▶ [Written instruction]
Find the lines containing the word "Фундаментальные" and copy every one of them.
[Start]
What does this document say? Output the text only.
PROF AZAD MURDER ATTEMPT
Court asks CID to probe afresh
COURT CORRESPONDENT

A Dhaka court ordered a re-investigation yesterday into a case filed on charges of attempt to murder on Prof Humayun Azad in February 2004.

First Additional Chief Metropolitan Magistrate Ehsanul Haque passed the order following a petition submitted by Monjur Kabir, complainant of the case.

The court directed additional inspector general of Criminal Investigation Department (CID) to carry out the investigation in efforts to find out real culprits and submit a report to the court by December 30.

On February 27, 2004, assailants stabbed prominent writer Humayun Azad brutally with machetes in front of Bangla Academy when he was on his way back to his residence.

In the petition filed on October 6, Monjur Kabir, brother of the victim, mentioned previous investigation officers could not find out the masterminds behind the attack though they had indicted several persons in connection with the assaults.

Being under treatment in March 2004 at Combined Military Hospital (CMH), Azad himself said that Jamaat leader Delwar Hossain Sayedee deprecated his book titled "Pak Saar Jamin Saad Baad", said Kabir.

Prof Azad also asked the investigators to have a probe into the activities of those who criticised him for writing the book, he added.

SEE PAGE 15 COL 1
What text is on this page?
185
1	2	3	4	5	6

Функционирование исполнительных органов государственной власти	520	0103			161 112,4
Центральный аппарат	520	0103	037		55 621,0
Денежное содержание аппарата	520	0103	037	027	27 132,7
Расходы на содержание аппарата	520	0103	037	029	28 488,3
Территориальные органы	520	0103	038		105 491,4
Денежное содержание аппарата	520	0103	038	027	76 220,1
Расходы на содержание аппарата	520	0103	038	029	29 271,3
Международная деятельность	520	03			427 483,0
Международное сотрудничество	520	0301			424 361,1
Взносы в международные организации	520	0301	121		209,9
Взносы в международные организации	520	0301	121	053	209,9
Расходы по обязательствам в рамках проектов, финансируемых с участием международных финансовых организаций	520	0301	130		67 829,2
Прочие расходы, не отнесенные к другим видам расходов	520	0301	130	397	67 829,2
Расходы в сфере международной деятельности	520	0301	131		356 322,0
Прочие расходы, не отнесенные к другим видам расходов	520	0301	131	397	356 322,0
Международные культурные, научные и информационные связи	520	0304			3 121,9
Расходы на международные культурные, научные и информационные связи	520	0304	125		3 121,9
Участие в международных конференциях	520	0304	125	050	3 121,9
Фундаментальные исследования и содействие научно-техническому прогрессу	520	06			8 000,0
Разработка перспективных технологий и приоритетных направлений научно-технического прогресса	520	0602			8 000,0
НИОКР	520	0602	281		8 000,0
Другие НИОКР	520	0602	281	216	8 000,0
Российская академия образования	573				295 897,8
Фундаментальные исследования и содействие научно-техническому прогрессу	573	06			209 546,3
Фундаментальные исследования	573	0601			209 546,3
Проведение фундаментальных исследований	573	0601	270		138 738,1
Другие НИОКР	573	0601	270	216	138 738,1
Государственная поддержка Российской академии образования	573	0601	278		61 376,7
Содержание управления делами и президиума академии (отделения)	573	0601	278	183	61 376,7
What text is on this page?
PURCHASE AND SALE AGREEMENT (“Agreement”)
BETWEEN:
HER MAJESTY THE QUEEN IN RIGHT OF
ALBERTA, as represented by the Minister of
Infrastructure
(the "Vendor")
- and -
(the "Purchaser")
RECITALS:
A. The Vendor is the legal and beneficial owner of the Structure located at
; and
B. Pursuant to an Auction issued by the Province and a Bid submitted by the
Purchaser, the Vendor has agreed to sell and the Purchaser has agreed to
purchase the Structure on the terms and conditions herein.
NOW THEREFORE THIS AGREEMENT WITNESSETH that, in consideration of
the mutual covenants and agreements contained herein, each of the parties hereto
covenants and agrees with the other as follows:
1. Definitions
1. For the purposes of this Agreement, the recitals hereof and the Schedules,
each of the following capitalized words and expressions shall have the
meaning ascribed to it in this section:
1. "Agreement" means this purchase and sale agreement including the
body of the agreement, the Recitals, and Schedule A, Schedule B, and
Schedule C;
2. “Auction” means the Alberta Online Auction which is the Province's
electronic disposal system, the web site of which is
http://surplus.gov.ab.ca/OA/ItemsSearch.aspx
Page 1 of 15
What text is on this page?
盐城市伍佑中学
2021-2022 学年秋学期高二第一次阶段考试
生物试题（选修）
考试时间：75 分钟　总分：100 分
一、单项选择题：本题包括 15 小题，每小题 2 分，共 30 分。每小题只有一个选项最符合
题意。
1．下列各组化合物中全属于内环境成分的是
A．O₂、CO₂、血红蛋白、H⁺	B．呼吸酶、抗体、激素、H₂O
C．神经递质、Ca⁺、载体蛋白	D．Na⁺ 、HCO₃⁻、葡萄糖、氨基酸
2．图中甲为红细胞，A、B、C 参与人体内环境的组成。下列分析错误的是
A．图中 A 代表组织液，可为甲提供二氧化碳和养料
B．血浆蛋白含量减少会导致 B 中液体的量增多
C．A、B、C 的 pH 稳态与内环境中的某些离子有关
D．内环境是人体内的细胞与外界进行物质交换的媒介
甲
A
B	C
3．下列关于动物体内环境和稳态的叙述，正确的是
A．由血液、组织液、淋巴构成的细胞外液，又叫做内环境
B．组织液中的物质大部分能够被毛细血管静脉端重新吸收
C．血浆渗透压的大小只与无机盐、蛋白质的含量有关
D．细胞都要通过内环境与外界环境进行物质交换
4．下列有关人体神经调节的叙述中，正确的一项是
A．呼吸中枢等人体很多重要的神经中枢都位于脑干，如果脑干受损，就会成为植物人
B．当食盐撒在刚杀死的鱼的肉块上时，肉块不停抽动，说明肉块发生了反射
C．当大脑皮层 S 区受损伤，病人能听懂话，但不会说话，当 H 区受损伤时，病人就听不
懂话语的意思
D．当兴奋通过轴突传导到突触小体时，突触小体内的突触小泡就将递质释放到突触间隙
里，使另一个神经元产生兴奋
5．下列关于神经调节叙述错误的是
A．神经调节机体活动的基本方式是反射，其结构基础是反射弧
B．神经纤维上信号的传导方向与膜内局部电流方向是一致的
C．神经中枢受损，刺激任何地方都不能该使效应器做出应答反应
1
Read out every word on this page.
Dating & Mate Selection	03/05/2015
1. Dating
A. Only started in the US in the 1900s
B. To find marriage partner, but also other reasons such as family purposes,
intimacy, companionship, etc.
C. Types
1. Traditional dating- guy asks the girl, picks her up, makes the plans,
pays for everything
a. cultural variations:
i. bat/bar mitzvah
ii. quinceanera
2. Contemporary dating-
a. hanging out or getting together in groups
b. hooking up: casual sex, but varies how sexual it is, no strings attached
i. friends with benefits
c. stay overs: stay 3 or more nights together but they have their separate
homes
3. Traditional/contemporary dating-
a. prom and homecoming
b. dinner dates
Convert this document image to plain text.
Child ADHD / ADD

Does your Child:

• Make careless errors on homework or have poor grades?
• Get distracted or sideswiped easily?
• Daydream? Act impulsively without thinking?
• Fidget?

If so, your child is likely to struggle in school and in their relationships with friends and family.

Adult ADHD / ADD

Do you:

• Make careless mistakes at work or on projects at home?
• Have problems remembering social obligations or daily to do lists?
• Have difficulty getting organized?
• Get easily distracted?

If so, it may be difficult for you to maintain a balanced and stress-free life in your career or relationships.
[End]
▶ [Response to the task]
Фундаментальные исследования и содействие научно-техническому прогрессу	520	06			8 000,0
Фундаментальные исследования и содействие научно-техническому прогрессу	573	06			209 546,3
Фундаментальные исследования	573	0601			209 546,3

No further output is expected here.